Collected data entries
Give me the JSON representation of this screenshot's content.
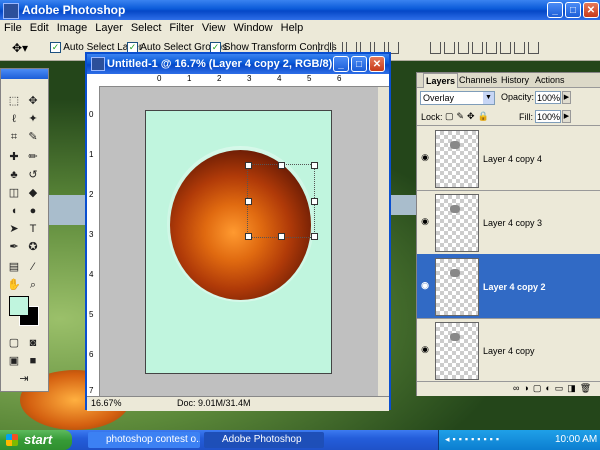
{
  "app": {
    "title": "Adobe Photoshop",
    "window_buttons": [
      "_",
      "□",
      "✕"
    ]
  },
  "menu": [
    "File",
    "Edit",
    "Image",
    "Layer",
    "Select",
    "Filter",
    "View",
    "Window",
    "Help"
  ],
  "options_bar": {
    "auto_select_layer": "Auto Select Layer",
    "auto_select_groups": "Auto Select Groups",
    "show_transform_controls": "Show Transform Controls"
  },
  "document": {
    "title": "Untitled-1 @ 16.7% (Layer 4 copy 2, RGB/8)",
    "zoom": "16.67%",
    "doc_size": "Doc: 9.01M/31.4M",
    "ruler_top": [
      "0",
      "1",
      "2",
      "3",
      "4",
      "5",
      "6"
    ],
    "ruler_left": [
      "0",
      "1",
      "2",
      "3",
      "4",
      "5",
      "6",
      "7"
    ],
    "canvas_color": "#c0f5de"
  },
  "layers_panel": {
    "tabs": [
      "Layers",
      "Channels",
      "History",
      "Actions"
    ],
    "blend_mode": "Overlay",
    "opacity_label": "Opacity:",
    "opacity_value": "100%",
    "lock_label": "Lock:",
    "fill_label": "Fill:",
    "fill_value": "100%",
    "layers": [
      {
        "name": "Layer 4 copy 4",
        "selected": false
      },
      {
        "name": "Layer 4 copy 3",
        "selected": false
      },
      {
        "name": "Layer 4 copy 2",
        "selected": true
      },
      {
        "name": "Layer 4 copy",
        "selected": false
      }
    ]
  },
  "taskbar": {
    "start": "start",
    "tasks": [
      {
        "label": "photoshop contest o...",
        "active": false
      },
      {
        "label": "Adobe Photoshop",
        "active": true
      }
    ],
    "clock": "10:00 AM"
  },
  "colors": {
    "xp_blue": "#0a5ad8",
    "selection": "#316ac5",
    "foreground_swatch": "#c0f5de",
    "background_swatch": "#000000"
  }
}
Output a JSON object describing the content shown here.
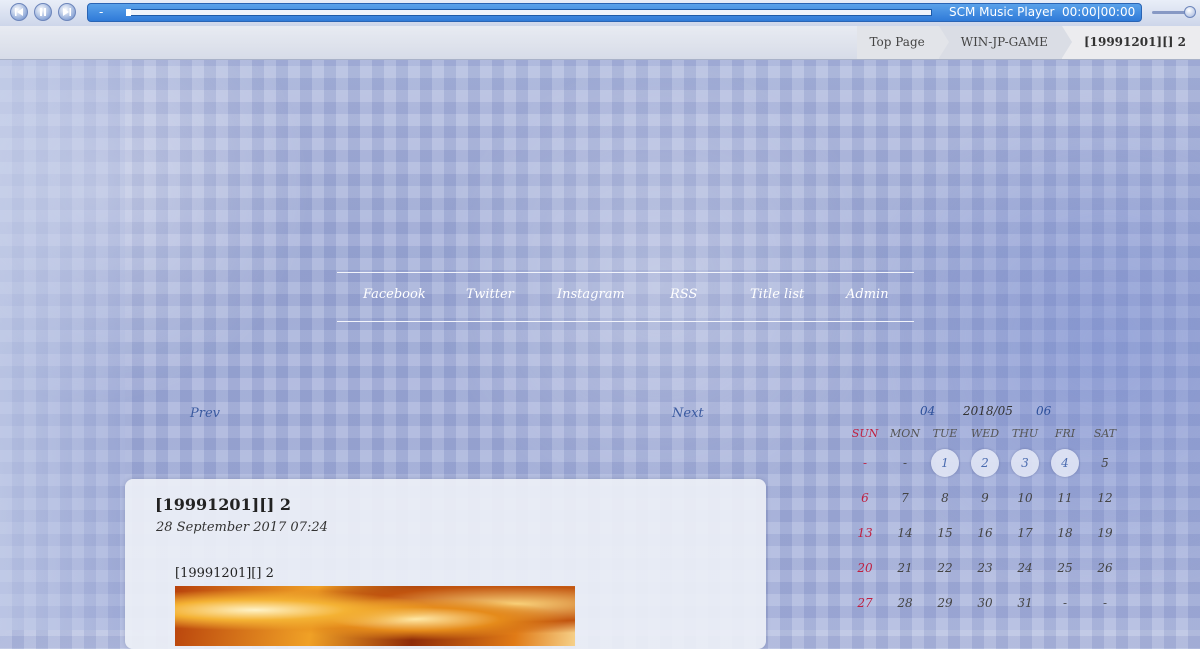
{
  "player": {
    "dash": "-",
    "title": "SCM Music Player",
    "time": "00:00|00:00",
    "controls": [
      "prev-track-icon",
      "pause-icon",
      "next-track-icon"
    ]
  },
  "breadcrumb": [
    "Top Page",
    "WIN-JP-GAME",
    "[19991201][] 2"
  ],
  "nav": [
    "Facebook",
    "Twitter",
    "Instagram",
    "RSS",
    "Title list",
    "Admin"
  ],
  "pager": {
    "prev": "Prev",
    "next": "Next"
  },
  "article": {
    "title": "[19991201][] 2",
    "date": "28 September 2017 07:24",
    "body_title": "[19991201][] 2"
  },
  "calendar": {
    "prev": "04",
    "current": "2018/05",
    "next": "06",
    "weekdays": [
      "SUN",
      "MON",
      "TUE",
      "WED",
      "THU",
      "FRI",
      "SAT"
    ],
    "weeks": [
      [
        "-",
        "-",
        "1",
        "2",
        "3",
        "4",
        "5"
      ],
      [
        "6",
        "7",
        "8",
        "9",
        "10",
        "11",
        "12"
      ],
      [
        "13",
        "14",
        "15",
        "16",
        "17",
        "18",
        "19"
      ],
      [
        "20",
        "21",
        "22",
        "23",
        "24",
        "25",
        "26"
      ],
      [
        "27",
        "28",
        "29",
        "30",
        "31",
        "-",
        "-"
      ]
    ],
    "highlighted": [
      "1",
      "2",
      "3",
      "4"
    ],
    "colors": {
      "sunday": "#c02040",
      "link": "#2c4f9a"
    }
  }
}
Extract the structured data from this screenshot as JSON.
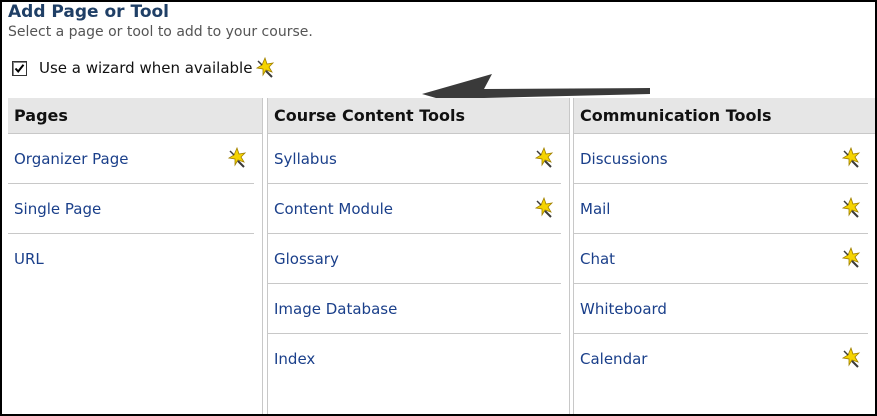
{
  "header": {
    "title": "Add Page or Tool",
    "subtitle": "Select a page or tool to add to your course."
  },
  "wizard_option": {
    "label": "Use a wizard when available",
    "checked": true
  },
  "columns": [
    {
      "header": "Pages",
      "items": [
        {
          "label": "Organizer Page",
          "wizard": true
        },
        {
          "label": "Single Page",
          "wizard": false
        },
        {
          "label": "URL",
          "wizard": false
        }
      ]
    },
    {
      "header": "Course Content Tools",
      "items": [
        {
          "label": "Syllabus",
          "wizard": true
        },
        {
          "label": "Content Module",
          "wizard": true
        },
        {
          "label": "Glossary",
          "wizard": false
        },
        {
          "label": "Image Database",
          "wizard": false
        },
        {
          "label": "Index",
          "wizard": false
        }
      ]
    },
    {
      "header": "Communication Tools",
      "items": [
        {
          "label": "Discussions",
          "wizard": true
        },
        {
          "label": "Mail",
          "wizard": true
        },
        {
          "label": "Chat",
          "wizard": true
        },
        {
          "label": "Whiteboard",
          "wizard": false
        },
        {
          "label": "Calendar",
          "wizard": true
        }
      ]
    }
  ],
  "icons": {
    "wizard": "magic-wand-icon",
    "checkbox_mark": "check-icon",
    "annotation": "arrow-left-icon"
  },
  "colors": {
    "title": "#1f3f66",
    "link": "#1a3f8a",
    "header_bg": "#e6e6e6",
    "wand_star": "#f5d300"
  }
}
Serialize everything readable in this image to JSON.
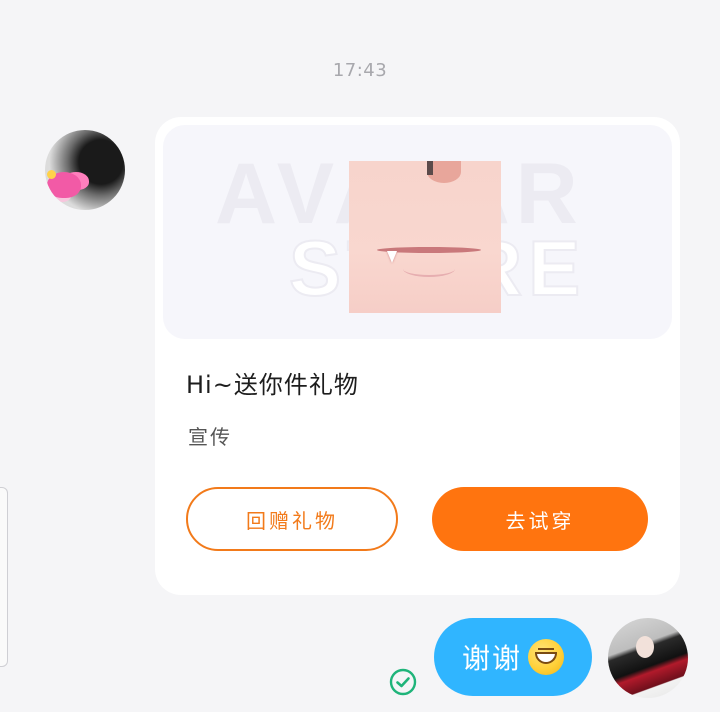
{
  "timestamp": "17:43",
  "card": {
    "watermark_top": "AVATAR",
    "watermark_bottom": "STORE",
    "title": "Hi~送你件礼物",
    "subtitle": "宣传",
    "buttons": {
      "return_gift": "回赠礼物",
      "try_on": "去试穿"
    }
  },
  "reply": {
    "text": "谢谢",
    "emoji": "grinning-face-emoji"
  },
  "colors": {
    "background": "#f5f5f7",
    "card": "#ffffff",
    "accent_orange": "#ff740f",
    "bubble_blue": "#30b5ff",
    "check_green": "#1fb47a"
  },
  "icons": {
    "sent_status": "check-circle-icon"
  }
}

Exercise goal —
Copy out all the data without changing anything, and drop the pictures.

Result —
Give me the JSON representation of this screenshot's content.
{
  "app": {
    "title": "Adobe Photoshop",
    "window_buttons": [
      "_",
      "□",
      "✕"
    ]
  },
  "menu": [
    "File",
    "Edit",
    "Image",
    "Layer",
    "Select",
    "Filter",
    "View",
    "Window",
    "Help"
  ],
  "options_bar": {
    "auto_select_layer": "Auto Select Layer",
    "auto_select_groups": "Auto Select Groups",
    "show_transform_controls": "Show Transform Controls"
  },
  "document": {
    "title": "Untitled-1 @ 16.7% (Layer 4 copy 2, RGB/8)",
    "zoom": "16.67%",
    "doc_size": "Doc: 9.01M/31.4M",
    "ruler_top": [
      "0",
      "1",
      "2",
      "3",
      "4",
      "5",
      "6"
    ],
    "ruler_left": [
      "0",
      "1",
      "2",
      "3",
      "4",
      "5",
      "6",
      "7"
    ],
    "canvas_color": "#c0f5de"
  },
  "layers_panel": {
    "tabs": [
      "Layers",
      "Channels",
      "History",
      "Actions"
    ],
    "blend_mode": "Overlay",
    "opacity_label": "Opacity:",
    "opacity_value": "100%",
    "lock_label": "Lock:",
    "fill_label": "Fill:",
    "fill_value": "100%",
    "layers": [
      {
        "name": "Layer 4 copy 4",
        "selected": false
      },
      {
        "name": "Layer 4 copy 3",
        "selected": false
      },
      {
        "name": "Layer 4 copy 2",
        "selected": true
      },
      {
        "name": "Layer 4 copy",
        "selected": false
      }
    ]
  },
  "taskbar": {
    "start": "start",
    "tasks": [
      {
        "label": "photoshop contest o...",
        "active": false
      },
      {
        "label": "Adobe Photoshop",
        "active": true
      }
    ],
    "clock": "10:00 AM"
  },
  "colors": {
    "xp_blue": "#0a5ad8",
    "selection": "#316ac5",
    "foreground_swatch": "#c0f5de",
    "background_swatch": "#000000"
  }
}
Output a JSON object describing the content shown here.
{
  "player": {
    "dash": "-",
    "title": "SCM Music Player",
    "time": "00:00|00:00",
    "controls": [
      "prev-track-icon",
      "pause-icon",
      "next-track-icon"
    ]
  },
  "breadcrumb": [
    "Top Page",
    "WIN-JP-GAME",
    "[19991201][] 2"
  ],
  "nav": [
    "Facebook",
    "Twitter",
    "Instagram",
    "RSS",
    "Title list",
    "Admin"
  ],
  "pager": {
    "prev": "Prev",
    "next": "Next"
  },
  "article": {
    "title": "[19991201][] 2",
    "date": "28 September 2017 07:24",
    "body_title": "[19991201][] 2"
  },
  "calendar": {
    "prev": "04",
    "current": "2018/05",
    "next": "06",
    "weekdays": [
      "SUN",
      "MON",
      "TUE",
      "WED",
      "THU",
      "FRI",
      "SAT"
    ],
    "weeks": [
      [
        "-",
        "-",
        "1",
        "2",
        "3",
        "4",
        "5"
      ],
      [
        "6",
        "7",
        "8",
        "9",
        "10",
        "11",
        "12"
      ],
      [
        "13",
        "14",
        "15",
        "16",
        "17",
        "18",
        "19"
      ],
      [
        "20",
        "21",
        "22",
        "23",
        "24",
        "25",
        "26"
      ],
      [
        "27",
        "28",
        "29",
        "30",
        "31",
        "-",
        "-"
      ]
    ],
    "highlighted": [
      "1",
      "2",
      "3",
      "4"
    ],
    "colors": {
      "sunday": "#c02040",
      "link": "#2c4f9a"
    }
  }
}
Extract the structured data from this screenshot as JSON.
{
  "header": {
    "title": "Add Page or Tool",
    "subtitle": "Select a page or tool to add to your course."
  },
  "wizard_option": {
    "label": "Use a wizard when available",
    "checked": true
  },
  "columns": [
    {
      "header": "Pages",
      "items": [
        {
          "label": "Organizer Page",
          "wizard": true
        },
        {
          "label": "Single Page",
          "wizard": false
        },
        {
          "label": "URL",
          "wizard": false
        }
      ]
    },
    {
      "header": "Course Content Tools",
      "items": [
        {
          "label": "Syllabus",
          "wizard": true
        },
        {
          "label": "Content Module",
          "wizard": true
        },
        {
          "label": "Glossary",
          "wizard": false
        },
        {
          "label": "Image Database",
          "wizard": false
        },
        {
          "label": "Index",
          "wizard": false
        }
      ]
    },
    {
      "header": "Communication Tools",
      "items": [
        {
          "label": "Discussions",
          "wizard": true
        },
        {
          "label": "Mail",
          "wizard": true
        },
        {
          "label": "Chat",
          "wizard": true
        },
        {
          "label": "Whiteboard",
          "wizard": false
        },
        {
          "label": "Calendar",
          "wizard": true
        }
      ]
    }
  ],
  "icons": {
    "wizard": "magic-wand-icon",
    "checkbox_mark": "check-icon",
    "annotation": "arrow-left-icon"
  },
  "colors": {
    "title": "#1f3f66",
    "link": "#1a3f8a",
    "header_bg": "#e6e6e6",
    "wand_star": "#f5d300"
  }
}
Serialize everything readable in this image to JSON.
{
  "timestamp": "17:43",
  "card": {
    "watermark_top": "AVATAR",
    "watermark_bottom": "STORE",
    "title": "Hi~送你件礼物",
    "subtitle": "宣传",
    "buttons": {
      "return_gift": "回赠礼物",
      "try_on": "去试穿"
    }
  },
  "reply": {
    "text": "谢谢",
    "emoji": "grinning-face-emoji"
  },
  "colors": {
    "background": "#f5f5f7",
    "card": "#ffffff",
    "accent_orange": "#ff740f",
    "bubble_blue": "#30b5ff",
    "check_green": "#1fb47a"
  },
  "icons": {
    "sent_status": "check-circle-icon"
  }
}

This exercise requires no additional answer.